Task requirements:
Using the listing below, extract each line that has the word "transect" in it.

Supplied records:
begin

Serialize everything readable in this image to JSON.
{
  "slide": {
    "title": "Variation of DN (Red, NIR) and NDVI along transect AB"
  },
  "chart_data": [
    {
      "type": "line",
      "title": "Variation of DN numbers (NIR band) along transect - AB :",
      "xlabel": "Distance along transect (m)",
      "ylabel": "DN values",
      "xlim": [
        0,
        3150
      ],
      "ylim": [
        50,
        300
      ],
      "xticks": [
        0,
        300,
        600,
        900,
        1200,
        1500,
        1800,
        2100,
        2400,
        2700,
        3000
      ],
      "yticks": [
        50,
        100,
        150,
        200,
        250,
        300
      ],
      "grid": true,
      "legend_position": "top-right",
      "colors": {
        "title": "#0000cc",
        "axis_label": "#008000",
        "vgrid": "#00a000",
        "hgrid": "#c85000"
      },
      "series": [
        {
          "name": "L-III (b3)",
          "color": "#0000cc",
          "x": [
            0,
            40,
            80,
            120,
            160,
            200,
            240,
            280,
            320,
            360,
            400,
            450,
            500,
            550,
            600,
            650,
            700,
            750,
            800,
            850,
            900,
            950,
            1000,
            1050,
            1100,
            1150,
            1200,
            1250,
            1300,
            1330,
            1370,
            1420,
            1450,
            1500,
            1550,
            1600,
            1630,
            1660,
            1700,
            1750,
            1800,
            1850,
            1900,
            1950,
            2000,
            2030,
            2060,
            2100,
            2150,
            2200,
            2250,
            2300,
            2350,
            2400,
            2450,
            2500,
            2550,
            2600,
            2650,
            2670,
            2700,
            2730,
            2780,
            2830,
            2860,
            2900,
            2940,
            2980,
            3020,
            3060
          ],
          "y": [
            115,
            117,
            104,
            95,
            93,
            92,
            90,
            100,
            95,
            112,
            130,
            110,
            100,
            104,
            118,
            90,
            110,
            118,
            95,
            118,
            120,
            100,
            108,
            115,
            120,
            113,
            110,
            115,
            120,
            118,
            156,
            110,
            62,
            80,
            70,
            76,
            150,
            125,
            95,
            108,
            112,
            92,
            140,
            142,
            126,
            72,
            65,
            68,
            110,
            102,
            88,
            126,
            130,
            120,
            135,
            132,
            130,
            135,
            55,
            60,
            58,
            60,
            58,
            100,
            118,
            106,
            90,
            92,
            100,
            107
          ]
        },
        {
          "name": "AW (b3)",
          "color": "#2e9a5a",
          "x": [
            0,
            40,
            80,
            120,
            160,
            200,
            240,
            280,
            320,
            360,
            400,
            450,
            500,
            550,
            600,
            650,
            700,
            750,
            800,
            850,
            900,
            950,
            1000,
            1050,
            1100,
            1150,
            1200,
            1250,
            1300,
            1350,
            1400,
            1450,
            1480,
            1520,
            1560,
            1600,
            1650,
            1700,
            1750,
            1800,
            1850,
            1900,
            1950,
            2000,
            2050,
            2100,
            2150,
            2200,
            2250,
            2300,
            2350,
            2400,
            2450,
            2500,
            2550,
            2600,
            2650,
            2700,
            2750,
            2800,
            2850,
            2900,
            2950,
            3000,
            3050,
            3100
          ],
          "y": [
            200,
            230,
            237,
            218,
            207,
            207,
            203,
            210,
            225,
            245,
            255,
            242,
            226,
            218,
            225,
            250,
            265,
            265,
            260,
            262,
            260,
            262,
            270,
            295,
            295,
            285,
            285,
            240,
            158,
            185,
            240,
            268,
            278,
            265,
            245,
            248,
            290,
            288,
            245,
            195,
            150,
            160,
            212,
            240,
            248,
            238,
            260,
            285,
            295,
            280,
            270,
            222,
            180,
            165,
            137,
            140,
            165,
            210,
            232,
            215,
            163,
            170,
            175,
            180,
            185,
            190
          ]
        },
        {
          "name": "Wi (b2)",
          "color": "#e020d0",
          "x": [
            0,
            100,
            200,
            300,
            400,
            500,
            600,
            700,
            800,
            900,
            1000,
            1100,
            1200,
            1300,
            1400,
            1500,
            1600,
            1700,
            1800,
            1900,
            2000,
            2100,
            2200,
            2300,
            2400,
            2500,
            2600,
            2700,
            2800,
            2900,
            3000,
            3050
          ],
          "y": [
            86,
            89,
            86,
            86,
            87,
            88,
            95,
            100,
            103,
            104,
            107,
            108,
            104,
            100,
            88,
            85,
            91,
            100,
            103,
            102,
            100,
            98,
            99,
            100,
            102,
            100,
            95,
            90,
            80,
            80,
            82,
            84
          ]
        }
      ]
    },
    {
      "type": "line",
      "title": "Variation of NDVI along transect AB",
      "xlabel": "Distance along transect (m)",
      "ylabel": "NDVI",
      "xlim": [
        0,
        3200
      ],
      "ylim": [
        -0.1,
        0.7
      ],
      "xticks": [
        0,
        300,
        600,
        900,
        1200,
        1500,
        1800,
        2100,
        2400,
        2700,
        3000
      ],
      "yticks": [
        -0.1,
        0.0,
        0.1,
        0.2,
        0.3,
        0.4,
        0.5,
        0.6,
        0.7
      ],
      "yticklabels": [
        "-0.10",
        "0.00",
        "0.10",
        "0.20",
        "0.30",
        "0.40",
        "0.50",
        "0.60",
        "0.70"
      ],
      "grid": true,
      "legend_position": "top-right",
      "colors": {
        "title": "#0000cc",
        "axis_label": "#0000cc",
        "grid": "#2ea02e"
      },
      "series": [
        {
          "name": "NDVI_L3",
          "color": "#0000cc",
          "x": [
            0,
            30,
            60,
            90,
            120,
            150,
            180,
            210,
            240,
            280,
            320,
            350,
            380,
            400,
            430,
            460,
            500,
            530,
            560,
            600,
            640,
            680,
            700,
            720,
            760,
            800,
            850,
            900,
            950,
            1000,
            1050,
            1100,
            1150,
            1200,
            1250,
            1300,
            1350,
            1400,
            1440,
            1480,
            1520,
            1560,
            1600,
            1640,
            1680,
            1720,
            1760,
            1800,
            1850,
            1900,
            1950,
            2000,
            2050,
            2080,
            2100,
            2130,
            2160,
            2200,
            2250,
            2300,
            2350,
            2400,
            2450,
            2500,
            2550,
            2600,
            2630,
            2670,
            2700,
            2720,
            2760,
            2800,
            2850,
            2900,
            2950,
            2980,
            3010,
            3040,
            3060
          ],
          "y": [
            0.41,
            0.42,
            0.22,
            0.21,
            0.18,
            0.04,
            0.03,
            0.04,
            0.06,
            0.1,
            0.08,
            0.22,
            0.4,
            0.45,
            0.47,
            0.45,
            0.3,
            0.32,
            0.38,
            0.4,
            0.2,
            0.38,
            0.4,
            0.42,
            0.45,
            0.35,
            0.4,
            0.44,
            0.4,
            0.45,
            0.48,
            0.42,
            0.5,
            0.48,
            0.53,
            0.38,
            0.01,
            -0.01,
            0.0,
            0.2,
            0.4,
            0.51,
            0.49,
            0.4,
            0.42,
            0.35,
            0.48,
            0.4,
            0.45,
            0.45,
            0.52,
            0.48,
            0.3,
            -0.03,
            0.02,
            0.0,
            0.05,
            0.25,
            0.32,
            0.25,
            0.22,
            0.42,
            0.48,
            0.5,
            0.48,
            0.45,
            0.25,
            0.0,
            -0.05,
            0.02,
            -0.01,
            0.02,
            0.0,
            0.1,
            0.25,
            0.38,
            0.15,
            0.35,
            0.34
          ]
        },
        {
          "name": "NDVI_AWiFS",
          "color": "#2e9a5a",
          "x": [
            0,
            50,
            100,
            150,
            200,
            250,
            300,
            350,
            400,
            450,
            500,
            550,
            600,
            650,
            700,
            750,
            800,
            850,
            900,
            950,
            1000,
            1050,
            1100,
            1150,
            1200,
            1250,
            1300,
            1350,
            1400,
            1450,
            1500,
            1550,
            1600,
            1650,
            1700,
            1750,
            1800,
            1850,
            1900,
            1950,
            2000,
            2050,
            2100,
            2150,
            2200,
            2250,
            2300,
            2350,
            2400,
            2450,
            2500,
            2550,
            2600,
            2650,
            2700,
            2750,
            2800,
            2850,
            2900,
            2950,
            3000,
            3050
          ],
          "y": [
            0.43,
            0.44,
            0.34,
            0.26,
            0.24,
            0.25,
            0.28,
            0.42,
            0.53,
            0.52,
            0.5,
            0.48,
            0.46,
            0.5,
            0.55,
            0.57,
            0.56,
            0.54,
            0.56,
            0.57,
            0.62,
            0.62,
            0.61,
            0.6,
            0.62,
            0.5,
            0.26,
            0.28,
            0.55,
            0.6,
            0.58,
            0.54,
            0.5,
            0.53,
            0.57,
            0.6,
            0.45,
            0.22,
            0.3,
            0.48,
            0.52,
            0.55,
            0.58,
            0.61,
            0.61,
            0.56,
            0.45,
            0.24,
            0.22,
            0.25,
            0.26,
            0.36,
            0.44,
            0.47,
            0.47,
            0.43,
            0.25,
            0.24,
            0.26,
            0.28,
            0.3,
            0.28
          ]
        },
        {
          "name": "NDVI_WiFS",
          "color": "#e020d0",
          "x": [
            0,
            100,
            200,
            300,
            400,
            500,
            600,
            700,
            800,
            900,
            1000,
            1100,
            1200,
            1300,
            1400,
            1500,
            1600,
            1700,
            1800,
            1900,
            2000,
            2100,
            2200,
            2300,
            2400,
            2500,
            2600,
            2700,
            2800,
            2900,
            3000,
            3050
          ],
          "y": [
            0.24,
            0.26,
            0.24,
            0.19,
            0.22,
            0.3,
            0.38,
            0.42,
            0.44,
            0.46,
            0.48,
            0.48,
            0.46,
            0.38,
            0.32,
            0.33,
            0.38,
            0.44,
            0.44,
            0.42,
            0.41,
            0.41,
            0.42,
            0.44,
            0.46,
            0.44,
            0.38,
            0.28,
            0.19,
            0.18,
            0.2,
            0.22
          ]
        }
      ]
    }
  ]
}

end

Result of this exercise:
    "title": "Variation of DN (Red, NIR) and NDVI along transect AB"
      "title": "Variation of DN numbers (NIR band) along transect - AB :",
      "xlabel": "Distance along transect (m)",
      "title": "Variation of NDVI along transect AB",
      "xlabel": "Distance along transect (m)",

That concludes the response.